● Problem details
Collect from the data below each line with "width".

● Dataset

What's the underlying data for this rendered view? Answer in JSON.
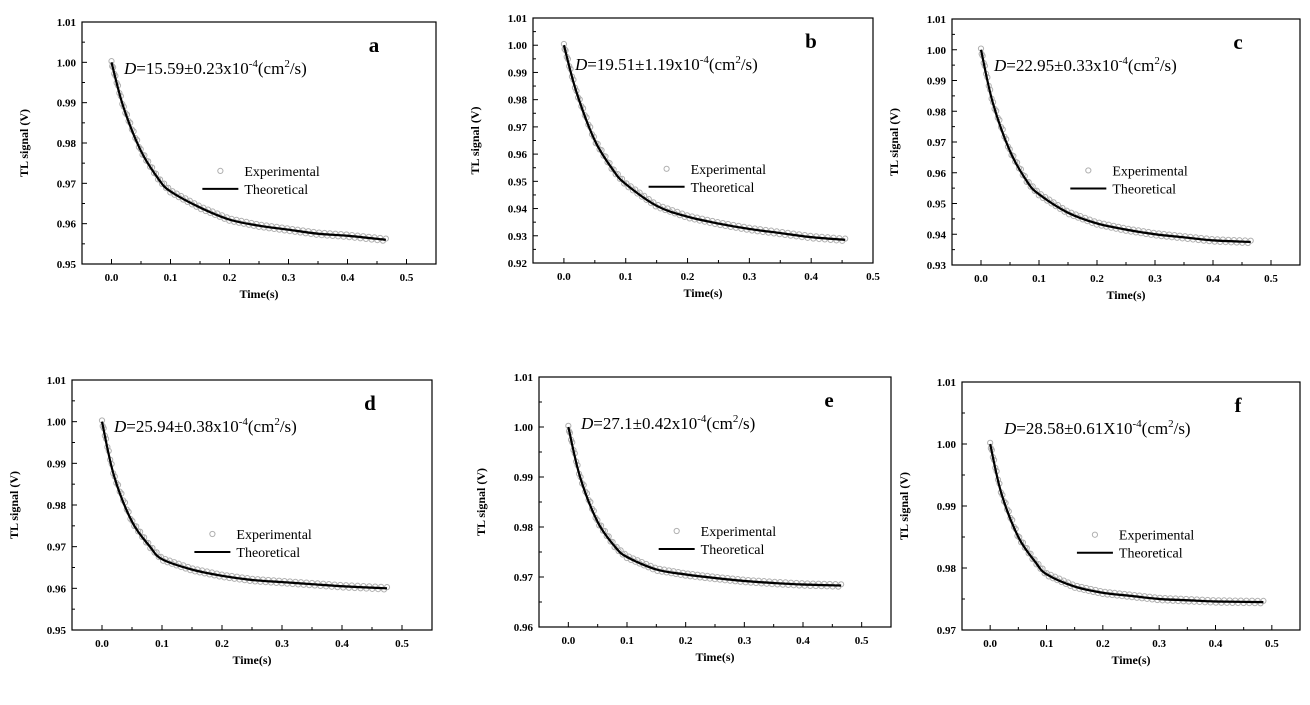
{
  "chart_data": [
    {
      "type": "scatter",
      "panel_label": "a",
      "annotation": {
        "var": "D",
        "value": "=15.59±0.23x10",
        "exp": "-4",
        "unit_a": "(cm",
        "unit_exp": "2",
        "unit_b": "/s)"
      },
      "xlabel": "Time(s)",
      "ylabel": "TL signal (V)",
      "xlim": [
        -0.05,
        0.55
      ],
      "ylim": [
        0.95,
        1.01
      ],
      "xticks": [
        "0.0",
        "0.1",
        "0.2",
        "0.3",
        "0.4",
        "0.5"
      ],
      "yticks": [
        "0.95",
        "0.96",
        "0.97",
        "0.98",
        "0.99",
        "1.00",
        "1.01"
      ],
      "legend": [
        "Experimental",
        "Theoretical"
      ],
      "legend_position": "center-right",
      "x_end": 0.465,
      "curve": {
        "x": [
          0.0,
          0.02,
          0.05,
          0.08,
          0.1,
          0.15,
          0.2,
          0.25,
          0.3,
          0.35,
          0.4,
          0.465
        ],
        "y": [
          1.0,
          0.989,
          0.978,
          0.971,
          0.968,
          0.964,
          0.961,
          0.9595,
          0.9585,
          0.9575,
          0.957,
          0.956
        ]
      },
      "series": [
        {
          "name": "Experimental",
          "marker": "open-circle",
          "color": "#b0b0b0"
        },
        {
          "name": "Theoretical",
          "line": "solid",
          "color": "#000000"
        }
      ]
    },
    {
      "type": "scatter",
      "panel_label": "b",
      "annotation": {
        "var": "D",
        "value": "=19.51±1.19x10",
        "exp": "-4",
        "unit_a": "(cm",
        "unit_exp": "2",
        "unit_b": "/s)"
      },
      "xlabel": "Time(s)",
      "ylabel": "TL signal (V)",
      "xlim": [
        -0.05,
        0.5
      ],
      "ylim": [
        0.92,
        1.01
      ],
      "xticks": [
        "0.0",
        "0.1",
        "0.2",
        "0.3",
        "0.4",
        "0.5"
      ],
      "yticks": [
        "0.92",
        "0.93",
        "0.94",
        "0.95",
        "0.96",
        "0.97",
        "0.98",
        "0.99",
        "1.00",
        "1.01"
      ],
      "legend": [
        "Experimental",
        "Theoretical"
      ],
      "legend_position": "center-right",
      "x_end": 0.455,
      "curve": {
        "x": [
          0.0,
          0.02,
          0.05,
          0.08,
          0.1,
          0.15,
          0.2,
          0.25,
          0.3,
          0.35,
          0.4,
          0.455
        ],
        "y": [
          1.0,
          0.983,
          0.965,
          0.954,
          0.949,
          0.941,
          0.937,
          0.9345,
          0.9325,
          0.931,
          0.9295,
          0.9285
        ]
      },
      "series": [
        {
          "name": "Experimental",
          "marker": "open-circle",
          "color": "#b0b0b0"
        },
        {
          "name": "Theoretical",
          "line": "solid",
          "color": "#000000"
        }
      ]
    },
    {
      "type": "scatter",
      "panel_label": "c",
      "annotation": {
        "var": "D",
        "value": "=22.95±0.33x10",
        "exp": "-4",
        "unit_a": "(cm",
        "unit_exp": "2",
        "unit_b": "/s)"
      },
      "xlabel": "Time(s)",
      "ylabel": "TL signal (V)",
      "xlim": [
        -0.05,
        0.55
      ],
      "ylim": [
        0.93,
        1.01
      ],
      "xticks": [
        "0.0",
        "0.1",
        "0.2",
        "0.3",
        "0.4",
        "0.5"
      ],
      "yticks": [
        "0.93",
        "0.94",
        "0.95",
        "0.96",
        "0.97",
        "0.98",
        "0.99",
        "1.00",
        "1.01"
      ],
      "legend": [
        "Experimental",
        "Theoretical"
      ],
      "legend_position": "center-right",
      "x_end": 0.465,
      "curve": {
        "x": [
          0.0,
          0.02,
          0.05,
          0.08,
          0.1,
          0.15,
          0.2,
          0.25,
          0.3,
          0.35,
          0.4,
          0.465
        ],
        "y": [
          1.0,
          0.983,
          0.967,
          0.957,
          0.953,
          0.947,
          0.9435,
          0.9415,
          0.94,
          0.939,
          0.938,
          0.9375
        ]
      },
      "series": [
        {
          "name": "Experimental",
          "marker": "open-circle",
          "color": "#b0b0b0"
        },
        {
          "name": "Theoretical",
          "line": "solid",
          "color": "#000000"
        }
      ]
    },
    {
      "type": "scatter",
      "panel_label": "d",
      "annotation": {
        "var": "D",
        "value": "=25.94±0.38x10",
        "exp": "-4",
        "unit_a": "(cm",
        "unit_exp": "2",
        "unit_b": "/s)"
      },
      "xlabel": "Time(s)",
      "ylabel": "TL signal (V)",
      "xlim": [
        -0.05,
        0.55
      ],
      "ylim": [
        0.95,
        1.01
      ],
      "xticks": [
        "0.0",
        "0.1",
        "0.2",
        "0.3",
        "0.4",
        "0.5"
      ],
      "yticks": [
        "0.95",
        "0.96",
        "0.97",
        "0.98",
        "0.99",
        "1.00",
        "1.01"
      ],
      "legend": [
        "Experimental",
        "Theoretical"
      ],
      "legend_position": "center-right",
      "x_end": 0.475,
      "curve": {
        "x": [
          0.0,
          0.02,
          0.05,
          0.08,
          0.1,
          0.15,
          0.2,
          0.25,
          0.3,
          0.35,
          0.4,
          0.475
        ],
        "y": [
          1.0,
          0.987,
          0.976,
          0.97,
          0.967,
          0.9645,
          0.963,
          0.962,
          0.9615,
          0.961,
          0.9605,
          0.96
        ]
      },
      "series": [
        {
          "name": "Experimental",
          "marker": "open-circle",
          "color": "#b0b0b0"
        },
        {
          "name": "Theoretical",
          "line": "solid",
          "color": "#000000"
        }
      ]
    },
    {
      "type": "scatter",
      "panel_label": "e",
      "annotation": {
        "var": "D",
        "value": "=27.1±0.42x10",
        "exp": "-4",
        "unit_a": "(cm",
        "unit_exp": "2",
        "unit_b": "/s)"
      },
      "xlabel": "Time(s)",
      "ylabel": "TL signal (V)",
      "xlim": [
        -0.05,
        0.55
      ],
      "ylim": [
        0.96,
        1.01
      ],
      "xticks": [
        "0.0",
        "0.1",
        "0.2",
        "0.3",
        "0.4",
        "0.5"
      ],
      "yticks": [
        "0.96",
        "0.97",
        "0.98",
        "0.99",
        "1.00",
        "1.01"
      ],
      "legend": [
        "Experimental",
        "Theoretical"
      ],
      "legend_position": "center-right",
      "x_end": 0.465,
      "curve": {
        "x": [
          0.0,
          0.02,
          0.05,
          0.08,
          0.1,
          0.15,
          0.2,
          0.25,
          0.3,
          0.35,
          0.4,
          0.465
        ],
        "y": [
          1.0,
          0.99,
          0.981,
          0.976,
          0.974,
          0.9715,
          0.9705,
          0.9698,
          0.9692,
          0.9688,
          0.9685,
          0.9683
        ]
      },
      "series": [
        {
          "name": "Experimental",
          "marker": "open-circle",
          "color": "#b0b0b0"
        },
        {
          "name": "Theoretical",
          "line": "solid",
          "color": "#000000"
        }
      ]
    },
    {
      "type": "scatter",
      "panel_label": "f",
      "annotation": {
        "var": "D",
        "value": "=28.58±0.61X10",
        "exp": "-4",
        "unit_a": "(cm",
        "unit_exp": "2",
        "unit_b": "/s)"
      },
      "xlabel": "Time(s)",
      "ylabel": "TL signal (V)",
      "xlim": [
        -0.05,
        0.55
      ],
      "ylim": [
        0.97,
        1.01
      ],
      "xticks": [
        "0.0",
        "0.1",
        "0.2",
        "0.3",
        "0.4",
        "0.5"
      ],
      "yticks": [
        "0.97",
        "0.98",
        "0.99",
        "1.00",
        "1.01"
      ],
      "legend": [
        "Experimental",
        "Theoretical"
      ],
      "legend_position": "center-right",
      "x_end": 0.485,
      "curve": {
        "x": [
          0.0,
          0.02,
          0.05,
          0.08,
          0.1,
          0.15,
          0.2,
          0.25,
          0.3,
          0.35,
          0.4,
          0.485
        ],
        "y": [
          1.0,
          0.992,
          0.985,
          0.981,
          0.979,
          0.977,
          0.976,
          0.9755,
          0.975,
          0.9748,
          0.9746,
          0.9745
        ]
      },
      "series": [
        {
          "name": "Experimental",
          "marker": "open-circle",
          "color": "#b0b0b0"
        },
        {
          "name": "Theoretical",
          "line": "solid",
          "color": "#000000"
        }
      ]
    }
  ]
}
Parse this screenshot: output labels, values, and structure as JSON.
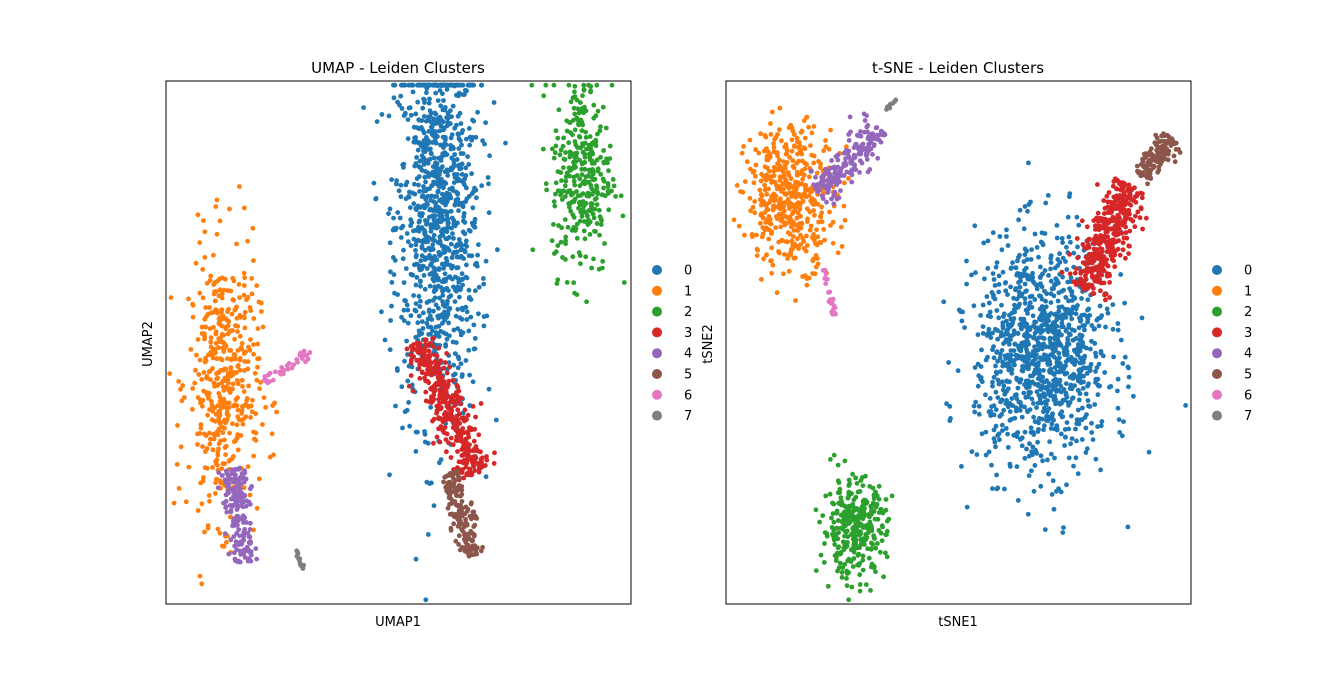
{
  "palette": {
    "0": "#1f77b4",
    "1": "#ff7f0e",
    "2": "#2ca02c",
    "3": "#d62728",
    "4": "#9467bd",
    "5": "#8c564b",
    "6": "#e377c2",
    "7": "#7f7f7f"
  },
  "chart_data": [
    {
      "type": "scatter",
      "title": "UMAP - Leiden Clusters",
      "xlabel": "UMAP1",
      "ylabel": "UMAP2",
      "ticks": "none",
      "grid": false,
      "legend": {
        "placement": "right-outside",
        "entries": [
          "0",
          "1",
          "2",
          "3",
          "4",
          "5",
          "6",
          "7"
        ]
      },
      "xlim": [
        0,
        100
      ],
      "ylim": [
        0,
        100
      ],
      "clusters": [
        {
          "label": "0",
          "n": 1050,
          "shape": "ellipse",
          "center": [
            58.5,
            73
          ],
          "spread": [
            4.6,
            19
          ]
        },
        {
          "label": "1",
          "n": 480,
          "shape": "ellipse",
          "center": [
            12.5,
            42
          ],
          "spread": [
            3.8,
            13
          ]
        },
        {
          "label": "2",
          "n": 330,
          "shape": "ellipse",
          "center": [
            89.5,
            82
          ],
          "spread": [
            3.2,
            9.5
          ]
        },
        {
          "label": "3",
          "n": 360,
          "shape": "line",
          "from": [
            54,
            50
          ],
          "to": [
            67,
            25
          ],
          "width": 3.2
        },
        {
          "label": "4",
          "n": 170,
          "shape": "line",
          "from": [
            14.5,
            26
          ],
          "to": [
            17,
            8
          ],
          "width": 2.5
        },
        {
          "label": "5",
          "n": 170,
          "shape": "line",
          "from": [
            61,
            25
          ],
          "to": [
            66,
            9
          ],
          "width": 2.0
        },
        {
          "label": "6",
          "n": 38,
          "shape": "line",
          "from": [
            20.5,
            42
          ],
          "to": [
            31,
            48
          ],
          "width": 0.9
        },
        {
          "label": "7",
          "n": 14,
          "shape": "line",
          "from": [
            28,
            10.5
          ],
          "to": [
            29.5,
            6.5
          ],
          "width": 0.3
        }
      ]
    },
    {
      "type": "scatter",
      "title": "t-SNE - Leiden Clusters",
      "xlabel": "tSNE1",
      "ylabel": "tSNE2",
      "ticks": "none",
      "grid": false,
      "legend": {
        "placement": "right-outside",
        "entries": [
          "0",
          "1",
          "2",
          "3",
          "4",
          "5",
          "6",
          "7"
        ]
      },
      "xlim": [
        0,
        100
      ],
      "ylim": [
        0,
        100
      ],
      "clusters": [
        {
          "label": "0",
          "n": 1100,
          "shape": "ellipse",
          "center": [
            68,
            48
          ],
          "spread": [
            7.2,
            11
          ]
        },
        {
          "label": "1",
          "n": 470,
          "shape": "ellipse",
          "center": [
            14,
            78
          ],
          "spread": [
            4.8,
            6.8
          ]
        },
        {
          "label": "2",
          "n": 330,
          "shape": "ellipse",
          "center": [
            27.5,
            14.5
          ],
          "spread": [
            3.4,
            4.6
          ]
        },
        {
          "label": "3",
          "n": 380,
          "shape": "line",
          "from": [
            77,
            60
          ],
          "to": [
            87,
            80
          ],
          "width": 3.8
        },
        {
          "label": "4",
          "n": 190,
          "shape": "line",
          "from": [
            20,
            78
          ],
          "to": [
            33,
            91
          ],
          "width": 2.6
        },
        {
          "label": "5",
          "n": 130,
          "shape": "line",
          "from": [
            89,
            82
          ],
          "to": [
            96,
            89
          ],
          "width": 2.0
        },
        {
          "label": "6",
          "n": 22,
          "shape": "line",
          "from": [
            21,
            64
          ],
          "to": [
            23.5,
            55
          ],
          "width": 0.6
        },
        {
          "label": "7",
          "n": 8,
          "shape": "line",
          "from": [
            34.5,
            94.5
          ],
          "to": [
            36.5,
            96.5
          ],
          "width": 0.2
        }
      ]
    }
  ]
}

● Expected output
          "width": 3.2
          "width": 2.5
          "width": 2.0
          "width": 0.9
          "width": 0.3
          "width": 3.8
          "width": 2.6
          "width": 2.0
          "width": 0.6
          "width": 0.2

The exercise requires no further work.